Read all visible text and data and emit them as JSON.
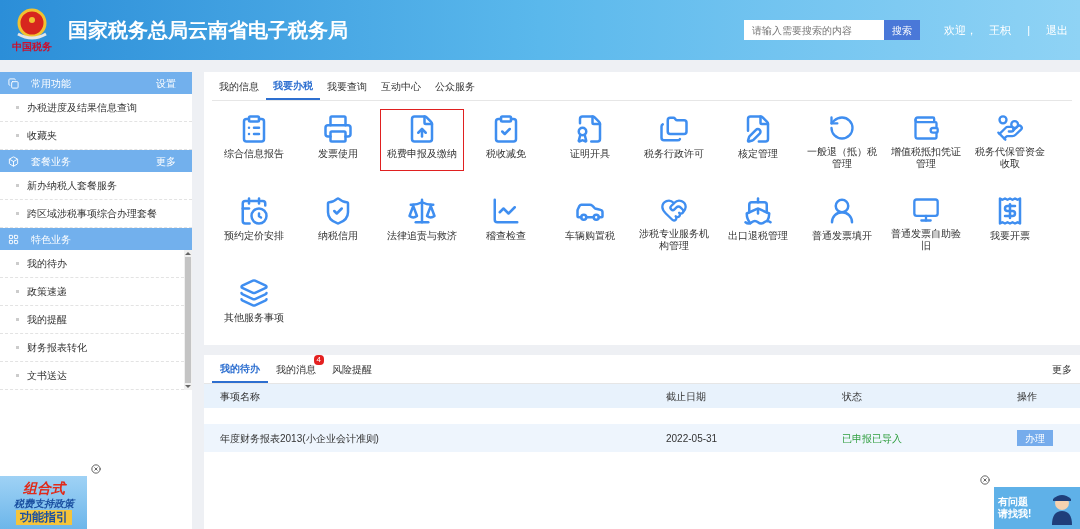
{
  "header": {
    "title": "国家税务总局云南省电子税务局",
    "emblem_caption": "中国税务",
    "search": {
      "placeholder": "请输入需要搜索的内容",
      "button": "搜索"
    },
    "welcome": "欢迎，",
    "user": "王枳",
    "separator": "|",
    "logout": "退出"
  },
  "sidebar": {
    "sections": [
      {
        "title": "常用功能",
        "action": "设置",
        "items": [
          "办税进度及结果信息查询",
          "收藏夹"
        ]
      },
      {
        "title": "套餐业务",
        "action": "更多",
        "items": [
          "新办纳税人套餐服务",
          "跨区域涉税事项综合办理套餐"
        ]
      },
      {
        "title": "特色业务",
        "items": [
          "我的待办",
          "政策速递",
          "我的提醒",
          "财务报表转化",
          "文书送达"
        ]
      }
    ],
    "banner": {
      "line_1": "组合式",
      "line_2": "税费支持政策",
      "line_3": "功能指引"
    }
  },
  "main": {
    "tabs": [
      {
        "label": "我的信息",
        "selected": false
      },
      {
        "label": "我要办税",
        "selected": true
      },
      {
        "label": "我要查询",
        "selected": false
      },
      {
        "label": "互动中心",
        "selected": false
      },
      {
        "label": "公众服务",
        "selected": false
      }
    ],
    "services": [
      {
        "label": "综合信息报告",
        "selected": false
      },
      {
        "label": "发票使用",
        "selected": false
      },
      {
        "label": "税费申报及缴纳",
        "selected": true
      },
      {
        "label": "税收减免",
        "selected": false
      },
      {
        "label": "证明开具",
        "selected": false
      },
      {
        "label": "税务行政许可",
        "selected": false
      },
      {
        "label": "核定管理",
        "selected": false
      },
      {
        "label": "一般退（抵）税管理",
        "selected": false
      },
      {
        "label": "增值税抵扣凭证管理",
        "selected": false
      },
      {
        "label": "税务代保管资金收取",
        "selected": false
      },
      {
        "label": "预约定价安排",
        "selected": false
      },
      {
        "label": "纳税信用",
        "selected": false
      },
      {
        "label": "法律追责与救济",
        "selected": false
      },
      {
        "label": "稽查检查",
        "selected": false
      },
      {
        "label": "车辆购置税",
        "selected": false
      },
      {
        "label": "涉税专业服务机构管理",
        "selected": false
      },
      {
        "label": "出口退税管理",
        "selected": false
      },
      {
        "label": "普通发票填开",
        "selected": false
      },
      {
        "label": "普通发票自助验旧",
        "selected": false
      },
      {
        "label": "我要开票",
        "selected": false
      },
      {
        "label": "其他服务事项",
        "selected": false
      }
    ]
  },
  "todo": {
    "tabs": [
      {
        "label": "我的待办",
        "selected": true
      },
      {
        "label": "我的消息",
        "selected": false,
        "badge": "4"
      },
      {
        "label": "风险提醒",
        "selected": false
      }
    ],
    "more": "更多",
    "table": {
      "columns": [
        "事项名称",
        "截止日期",
        "状态",
        "操作"
      ],
      "rows": [
        {
          "name": "年度财务报表2013(小企业会计准则)",
          "deadline": "2022-05-31",
          "status": "已申报已导入",
          "action": "办理"
        }
      ]
    }
  },
  "helper": {
    "line_1": "有问题",
    "line_2": "请找我!"
  }
}
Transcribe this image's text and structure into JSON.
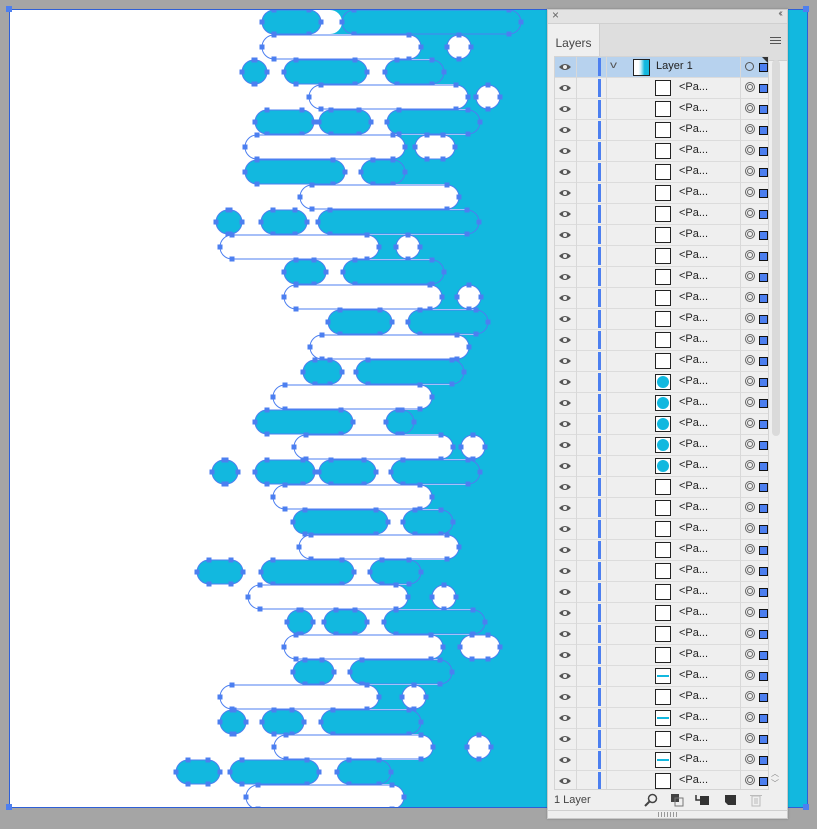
{
  "colors": {
    "canvas_bg": "#a5a5a5",
    "artwork_blue": "#12b8df",
    "artwork_white": "#ffffff",
    "selection_blue": "#4c7ff0",
    "layer_selected_bg": "#b7d2ee"
  },
  "artwork": {
    "rows": [
      {
        "kind": "blue",
        "end": 341,
        "pills": [
          [
            261,
            320
          ],
          [
            341,
            520
          ]
        ],
        "circles": []
      },
      {
        "kind": "white",
        "end": 420,
        "pills": [
          [
            261,
            420
          ]
        ],
        "circles": [
          458
        ]
      },
      {
        "kind": "blue",
        "end": 443,
        "pills": [
          [
            241,
            266
          ],
          [
            283,
            366
          ],
          [
            384,
            443
          ]
        ],
        "circles": []
      },
      {
        "kind": "white",
        "end": 467,
        "pills": [
          [
            308,
            467
          ]
        ],
        "circles": [
          487
        ]
      },
      {
        "kind": "blue",
        "end": 479,
        "pills": [
          [
            254,
            313
          ],
          [
            318,
            370
          ],
          [
            386,
            479
          ]
        ],
        "circles": []
      },
      {
        "kind": "white",
        "end": 404,
        "pills": [
          [
            244,
            404
          ],
          [
            414,
            454
          ]
        ],
        "circles": []
      },
      {
        "kind": "blue",
        "end": 404,
        "pills": [
          [
            244,
            344
          ],
          [
            360,
            404
          ]
        ],
        "circles": []
      },
      {
        "kind": "white",
        "end": 458,
        "pills": [
          [
            299,
            458
          ]
        ],
        "circles": []
      },
      {
        "kind": "blue",
        "end": 478,
        "pills": [
          [
            215,
            241
          ],
          [
            260,
            306
          ],
          [
            317,
            478
          ]
        ],
        "circles": []
      },
      {
        "kind": "white",
        "end": 378,
        "pills": [
          [
            219,
            378
          ]
        ],
        "circles": [
          407
        ]
      },
      {
        "kind": "blue",
        "end": 443,
        "pills": [
          [
            283,
            325
          ],
          [
            342,
            443
          ]
        ],
        "circles": []
      },
      {
        "kind": "white",
        "end": 441,
        "pills": [
          [
            283,
            441
          ]
        ],
        "circles": [
          468
        ]
      },
      {
        "kind": "blue",
        "end": 487,
        "pills": [
          [
            327,
            391
          ],
          [
            407,
            487
          ]
        ],
        "circles": []
      },
      {
        "kind": "white",
        "end": 468,
        "pills": [
          [
            309,
            468
          ]
        ],
        "circles": []
      },
      {
        "kind": "blue",
        "end": 463,
        "pills": [
          [
            302,
            341
          ],
          [
            355,
            463
          ]
        ],
        "circles": []
      },
      {
        "kind": "white",
        "end": 431,
        "pills": [
          [
            272,
            431
          ]
        ],
        "circles": []
      },
      {
        "kind": "blue",
        "end": 413,
        "pills": [
          [
            254,
            352
          ],
          [
            385,
            413
          ]
        ],
        "circles": []
      },
      {
        "kind": "white",
        "end": 452,
        "pills": [
          [
            293,
            452
          ]
        ],
        "circles": [
          472
        ]
      },
      {
        "kind": "blue",
        "end": 479,
        "pills": [
          [
            211,
            237
          ],
          [
            254,
            314
          ],
          [
            318,
            375
          ],
          [
            390,
            479
          ]
        ],
        "circles": []
      },
      {
        "kind": "white",
        "end": 431,
        "pills": [
          [
            272,
            431
          ]
        ],
        "circles": []
      },
      {
        "kind": "blue",
        "end": 452,
        "pills": [
          [
            292,
            387
          ],
          [
            402,
            452
          ]
        ],
        "circles": []
      },
      {
        "kind": "white",
        "end": 458,
        "pills": [
          [
            298,
            458
          ]
        ],
        "circles": []
      },
      {
        "kind": "blue",
        "end": 420,
        "pills": [
          [
            196,
            242
          ],
          [
            260,
            353
          ],
          [
            369,
            420
          ]
        ],
        "circles": []
      },
      {
        "kind": "white",
        "end": 407,
        "pills": [
          [
            247,
            407
          ]
        ],
        "circles": [
          443
        ]
      },
      {
        "kind": "blue",
        "end": 484,
        "pills": [
          [
            286,
            312
          ],
          [
            323,
            366
          ],
          [
            383,
            484
          ]
        ],
        "circles": []
      },
      {
        "kind": "white",
        "end": 442,
        "pills": [
          [
            283,
            442
          ],
          [
            459,
            499
          ]
        ],
        "circles": []
      },
      {
        "kind": "blue",
        "end": 451,
        "pills": [
          [
            292,
            333
          ],
          [
            349,
            451
          ]
        ],
        "circles": []
      },
      {
        "kind": "white",
        "end": 378,
        "pills": [
          [
            219,
            378
          ]
        ],
        "circles": [
          413
        ]
      },
      {
        "kind": "blue",
        "end": 420,
        "pills": [
          [
            219,
            245
          ],
          [
            261,
            303
          ],
          [
            320,
            420
          ]
        ],
        "circles": []
      },
      {
        "kind": "white",
        "end": 432,
        "pills": [
          [
            273,
            432
          ]
        ],
        "circles": [
          478
        ]
      },
      {
        "kind": "blue",
        "end": 390,
        "pills": [
          [
            175,
            219
          ],
          [
            229,
            318
          ],
          [
            336,
            390
          ]
        ],
        "circles": []
      },
      {
        "kind": "white",
        "end": 403,
        "pills": [
          [
            245,
            403
          ]
        ],
        "circles": []
      }
    ]
  },
  "panel": {
    "close_icon": "×",
    "collapse_icon": "‹‹",
    "tab_label": "Layers",
    "layer": {
      "name": "Layer 1",
      "expand_icon": "v"
    },
    "items": [
      {
        "name": "<Pa...",
        "thumb": "empty"
      },
      {
        "name": "<Pa...",
        "thumb": "empty"
      },
      {
        "name": "<Pa...",
        "thumb": "empty"
      },
      {
        "name": "<Pa...",
        "thumb": "empty"
      },
      {
        "name": "<Pa...",
        "thumb": "empty"
      },
      {
        "name": "<Pa...",
        "thumb": "empty"
      },
      {
        "name": "<Pa...",
        "thumb": "empty"
      },
      {
        "name": "<Pa...",
        "thumb": "empty"
      },
      {
        "name": "<Pa...",
        "thumb": "empty"
      },
      {
        "name": "<Pa...",
        "thumb": "empty"
      },
      {
        "name": "<Pa...",
        "thumb": "empty"
      },
      {
        "name": "<Pa...",
        "thumb": "empty"
      },
      {
        "name": "<Pa...",
        "thumb": "empty"
      },
      {
        "name": "<Pa...",
        "thumb": "empty"
      },
      {
        "name": "<Pa...",
        "thumb": "circle"
      },
      {
        "name": "<Pa...",
        "thumb": "circle"
      },
      {
        "name": "<Pa...",
        "thumb": "circle"
      },
      {
        "name": "<Pa...",
        "thumb": "circle"
      },
      {
        "name": "<Pa...",
        "thumb": "circle"
      },
      {
        "name": "<Pa...",
        "thumb": "empty"
      },
      {
        "name": "<Pa...",
        "thumb": "empty"
      },
      {
        "name": "<Pa...",
        "thumb": "empty"
      },
      {
        "name": "<Pa...",
        "thumb": "empty"
      },
      {
        "name": "<Pa...",
        "thumb": "empty"
      },
      {
        "name": "<Pa...",
        "thumb": "empty"
      },
      {
        "name": "<Pa...",
        "thumb": "empty"
      },
      {
        "name": "<Pa...",
        "thumb": "empty"
      },
      {
        "name": "<Pa...",
        "thumb": "empty"
      },
      {
        "name": "<Pa...",
        "thumb": "line"
      },
      {
        "name": "<Pa...",
        "thumb": "empty"
      },
      {
        "name": "<Pa...",
        "thumb": "line"
      },
      {
        "name": "<Pa...",
        "thumb": "empty"
      },
      {
        "name": "<Pa...",
        "thumb": "line"
      },
      {
        "name": "<Pa...",
        "thumb": "empty"
      }
    ],
    "footer": {
      "count_label": "1 Layer",
      "icons": [
        "locate-object-icon",
        "make-clipping-mask-icon",
        "create-sublayer-icon",
        "create-new-layer-icon",
        "delete-icon"
      ]
    }
  }
}
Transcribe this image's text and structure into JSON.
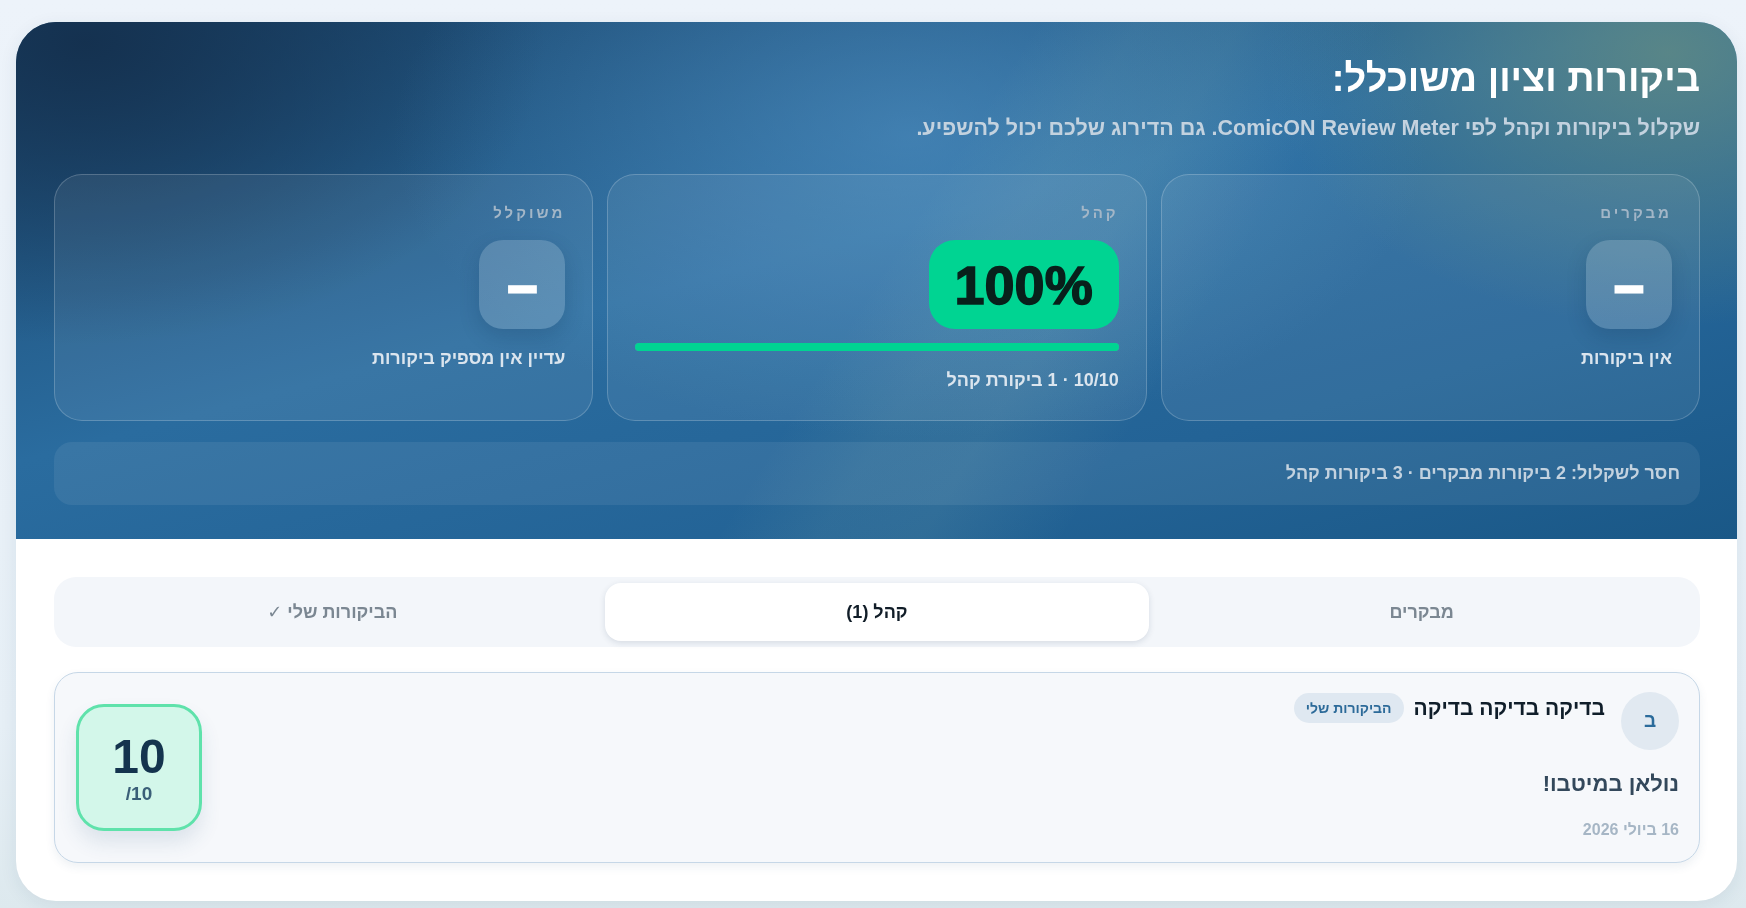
{
  "header": {
    "title": "ביקורות וציון משוכלל:",
    "subtitle": "שקלול ביקורות וקהל לפי ComicON Review Meter. גם הדירוג שלכם יכול להשפיע."
  },
  "score_cards": [
    {
      "kind": "empty",
      "label": "מבקרים",
      "value": "–",
      "caption": "אין ביקורות"
    },
    {
      "kind": "meter",
      "label": "קהל",
      "value": "100%",
      "level": 1,
      "caption": "10/10 · 1 ביקורת קהל"
    },
    {
      "kind": "empty",
      "label": "משוקלל",
      "value": "–",
      "caption": "עדיין אין מספיק ביקורות"
    }
  ],
  "missing_note": "חסר לשקלול: 2 ביקורות מבקרים · 3 ביקורות קהל",
  "tabs": [
    {
      "label": "מבקרים",
      "selected": false
    },
    {
      "label": "קהל (1)",
      "selected": true
    },
    {
      "label": "הביקורות שלי ✓",
      "selected": false
    }
  ],
  "reviews": [
    {
      "avatar_letter": "ב",
      "author": "בדיקה בדיקה בדיקה",
      "tag": "הביקורות שלי",
      "text": "נולאן במיטבו!",
      "date": "16 ביולי 2026",
      "rating": "10",
      "rating_scale": "/10"
    }
  ]
}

_Exercise task_
Where a line of the data holds "הביקורות", show that line.

_Result of this exercise_
      "label": "הביקורות שלי ✓",
      "tag": "הביקורות שלי",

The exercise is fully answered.